• [GOAL]
Word for word, repeat the entries, minus the pictures.

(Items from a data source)
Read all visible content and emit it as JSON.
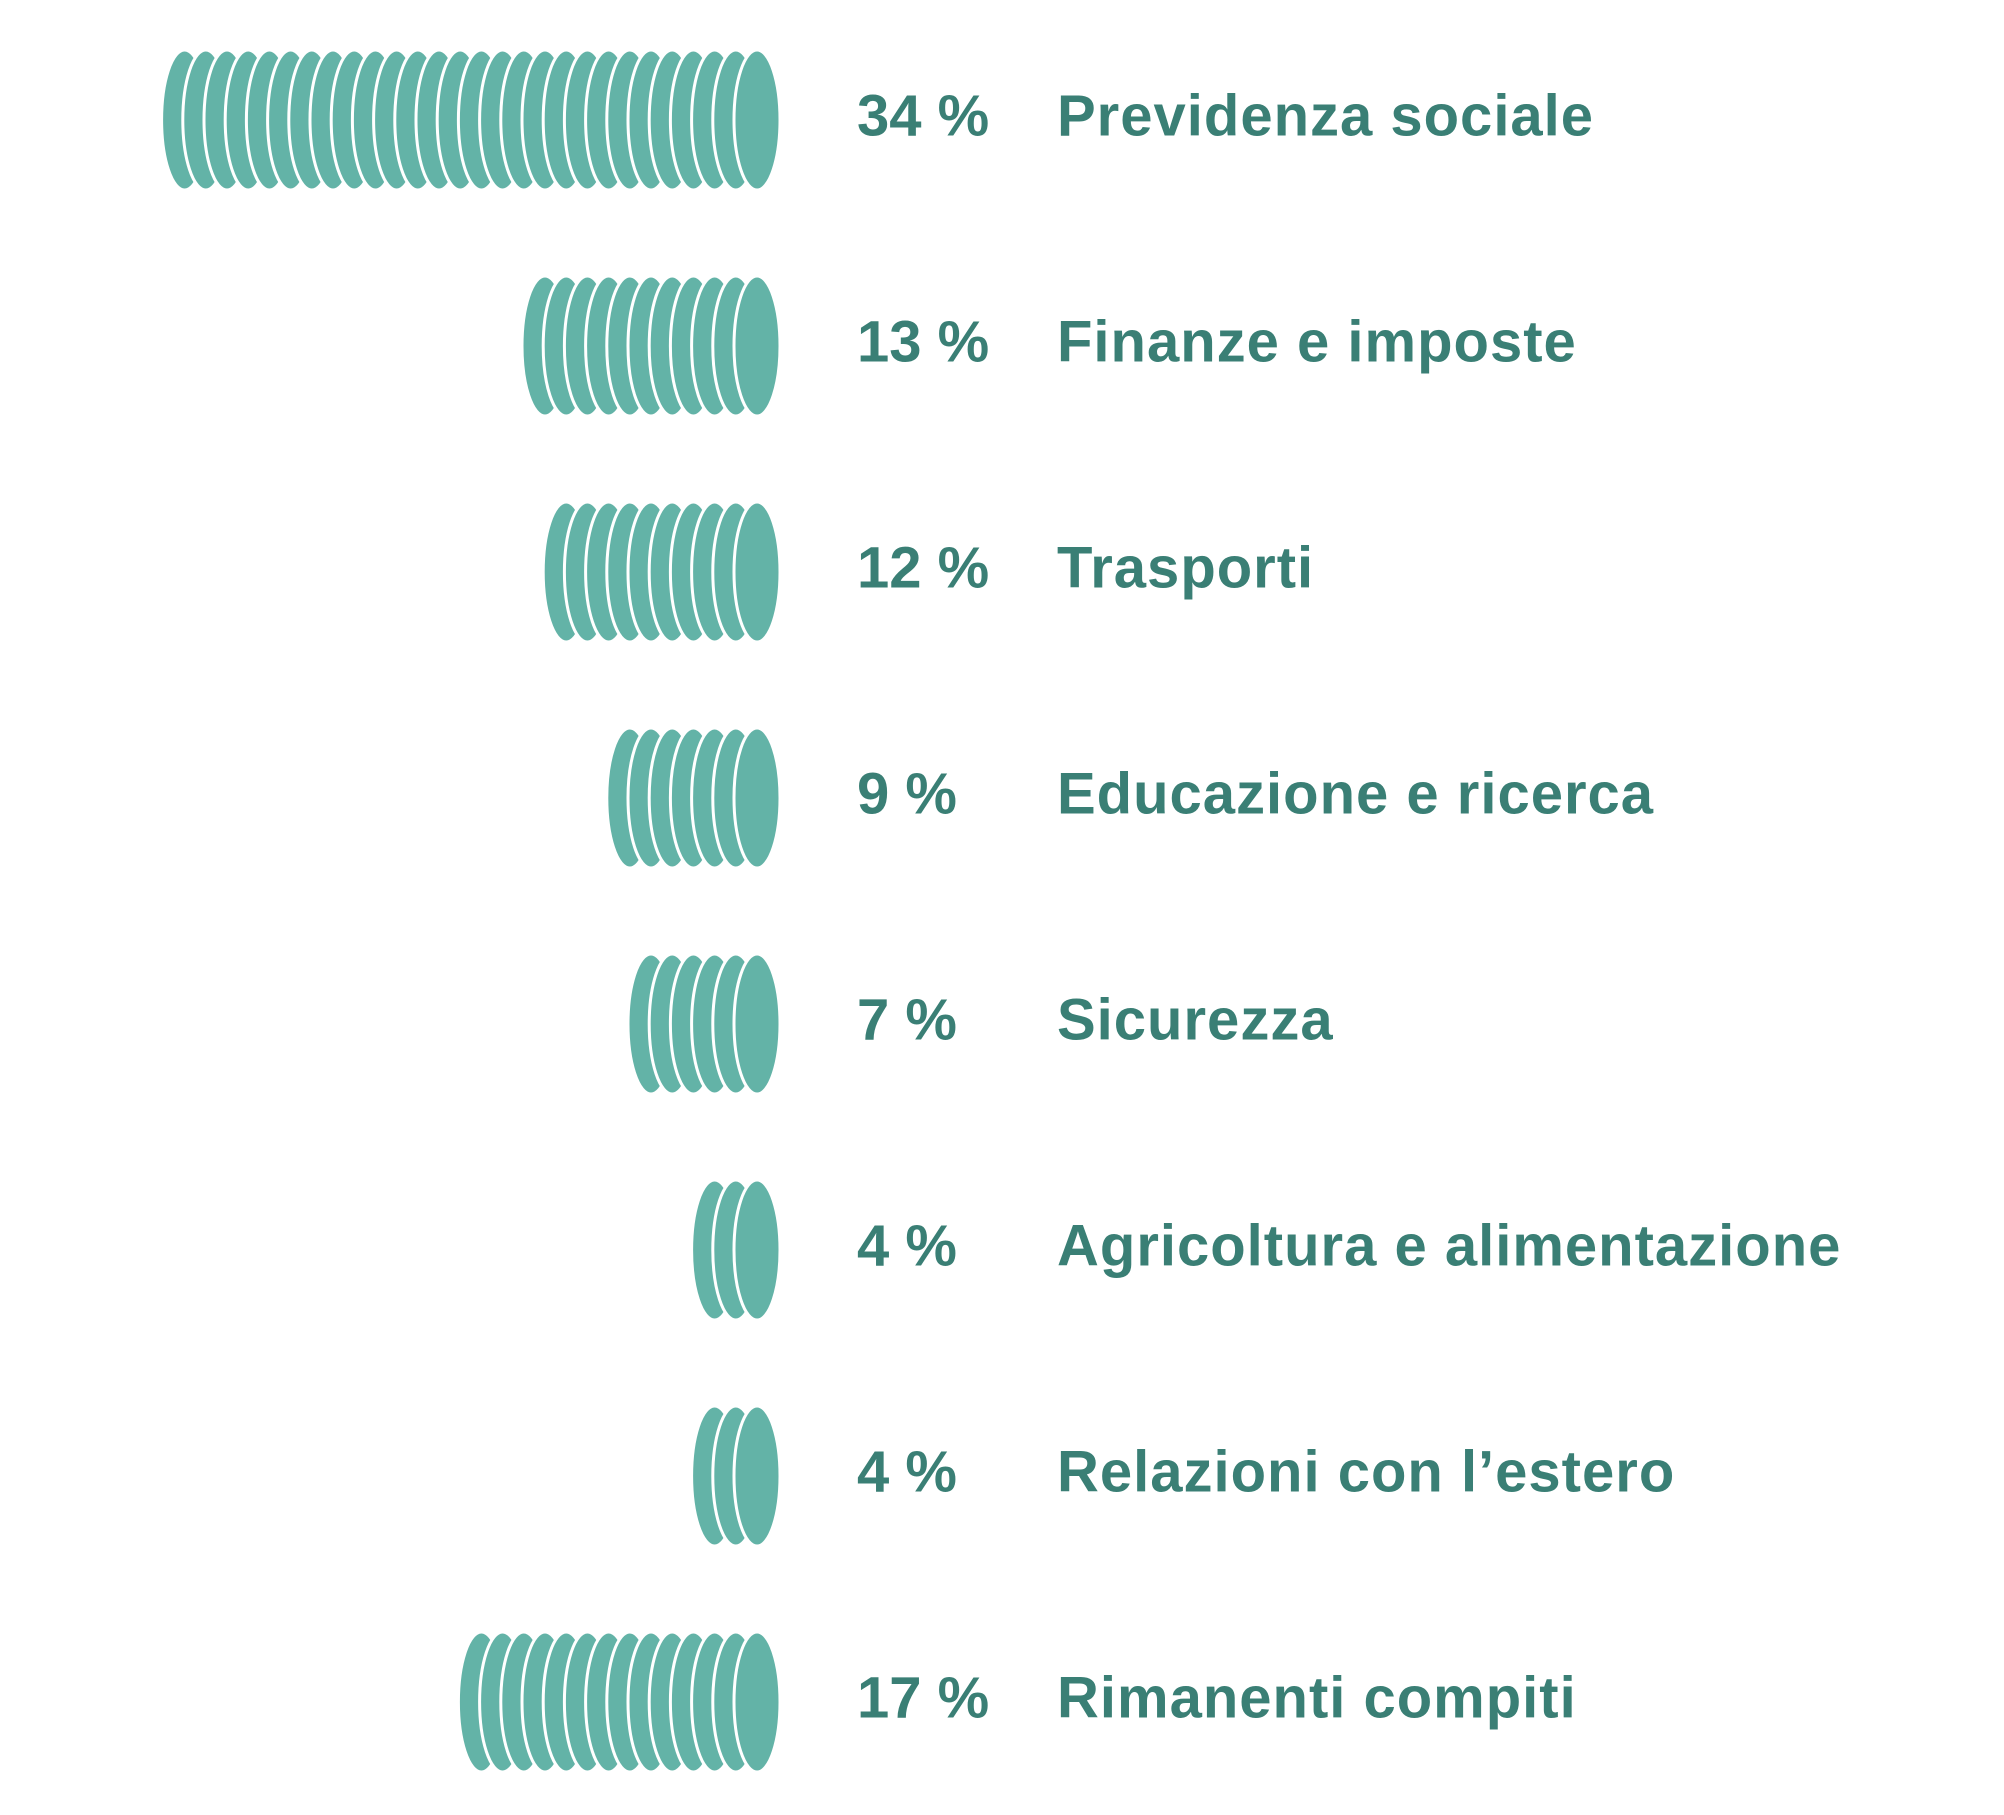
{
  "chart_data": {
    "type": "bar",
    "orientation": "horizontal",
    "bar_style": "stacked coins",
    "value_unit": "%",
    "categories": [
      "Previdenza sociale",
      "Finanze e imposte",
      "Trasporti",
      "Educazione e ricerca",
      "Sicurezza",
      "Agricoltura e alimentazione",
      "Relazioni con l’estero",
      "Rimanenti compiti"
    ],
    "values": [
      34,
      13,
      12,
      9,
      7,
      4,
      4,
      17
    ],
    "value_labels": [
      "34 %",
      "13 %",
      "12 %",
      "9 %",
      "7 %",
      "4 %",
      "4 %",
      "17 %"
    ],
    "title": "",
    "xlabel": "",
    "ylabel": "",
    "grid": false,
    "legend": "none"
  },
  "colors": {
    "coin_fill": "#63b3a7",
    "coin_edge": "#ffffff",
    "text": "#3a7f75",
    "background": "#ffffff"
  }
}
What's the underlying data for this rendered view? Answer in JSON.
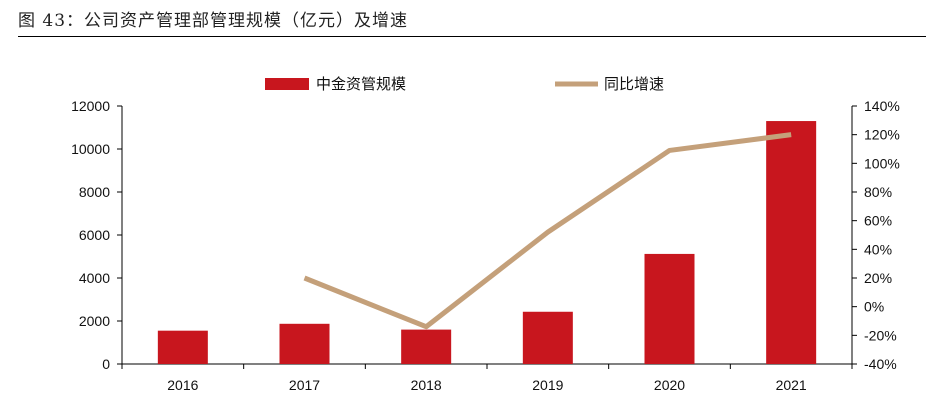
{
  "figure": {
    "title": "图 43：公司资产管理部管理规模（亿元）及增速"
  },
  "colors": {
    "bar": "#c8161e",
    "line": "#c4a07a",
    "axis": "#000000"
  },
  "chart_data": {
    "type": "bar",
    "categories": [
      "2016",
      "2017",
      "2018",
      "2019",
      "2020",
      "2021"
    ],
    "series": [
      {
        "name": "中金资管规模",
        "type": "bar",
        "axis": "left",
        "values": [
          1550,
          1870,
          1600,
          2430,
          5120,
          11300
        ]
      },
      {
        "name": "同比增速",
        "type": "line",
        "axis": "right",
        "values": [
          null,
          20,
          -14,
          52,
          109,
          120
        ]
      }
    ],
    "y_left": {
      "min": 0,
      "max": 12000,
      "step": 2000,
      "ticks": [
        "0",
        "2000",
        "4000",
        "6000",
        "8000",
        "10000",
        "12000"
      ]
    },
    "y_right": {
      "min": -40,
      "max": 140,
      "step": 20,
      "ticks": [
        "-40%",
        "-20%",
        "0%",
        "20%",
        "40%",
        "60%",
        "80%",
        "100%",
        "120%",
        "140%"
      ]
    },
    "legend": {
      "position": "top",
      "items": [
        {
          "label": "中金资管规模",
          "kind": "bar"
        },
        {
          "label": "同比增速",
          "kind": "line"
        }
      ]
    },
    "grid": false
  }
}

• [FINAL ANSWER]
Read all visible content and emit it as JSON.
{
  "chart_data": {
    "type": "bar",
    "orientation": "horizontal",
    "bar_style": "stacked coins",
    "value_unit": "%",
    "categories": [
      "Previdenza sociale",
      "Finanze e imposte",
      "Trasporti",
      "Educazione e ricerca",
      "Sicurezza",
      "Agricoltura e alimentazione",
      "Relazioni con l’estero",
      "Rimanenti compiti"
    ],
    "values": [
      34,
      13,
      12,
      9,
      7,
      4,
      4,
      17
    ],
    "value_labels": [
      "34 %",
      "13 %",
      "12 %",
      "9 %",
      "7 %",
      "4 %",
      "4 %",
      "17 %"
    ],
    "title": "",
    "xlabel": "",
    "ylabel": "",
    "grid": false,
    "legend": "none"
  },
  "colors": {
    "coin_fill": "#63b3a7",
    "coin_edge": "#ffffff",
    "text": "#3a7f75",
    "background": "#ffffff"
  }
}
What's the underlying data for this rendered view? Answer in JSON.
{
  "figure": {
    "title": "图 43：公司资产管理部管理规模（亿元）及增速"
  },
  "colors": {
    "bar": "#c8161e",
    "line": "#c4a07a",
    "axis": "#000000"
  },
  "chart_data": {
    "type": "bar",
    "categories": [
      "2016",
      "2017",
      "2018",
      "2019",
      "2020",
      "2021"
    ],
    "series": [
      {
        "name": "中金资管规模",
        "type": "bar",
        "axis": "left",
        "values": [
          1550,
          1870,
          1600,
          2430,
          5120,
          11300
        ]
      },
      {
        "name": "同比增速",
        "type": "line",
        "axis": "right",
        "values": [
          null,
          20,
          -14,
          52,
          109,
          120
        ]
      }
    ],
    "y_left": {
      "min": 0,
      "max": 12000,
      "step": 2000,
      "ticks": [
        "0",
        "2000",
        "4000",
        "6000",
        "8000",
        "10000",
        "12000"
      ]
    },
    "y_right": {
      "min": -40,
      "max": 140,
      "step": 20,
      "ticks": [
        "-40%",
        "-20%",
        "0%",
        "20%",
        "40%",
        "60%",
        "80%",
        "100%",
        "120%",
        "140%"
      ]
    },
    "legend": {
      "position": "top",
      "items": [
        {
          "label": "中金资管规模",
          "kind": "bar"
        },
        {
          "label": "同比增速",
          "kind": "line"
        }
      ]
    },
    "grid": false
  }
}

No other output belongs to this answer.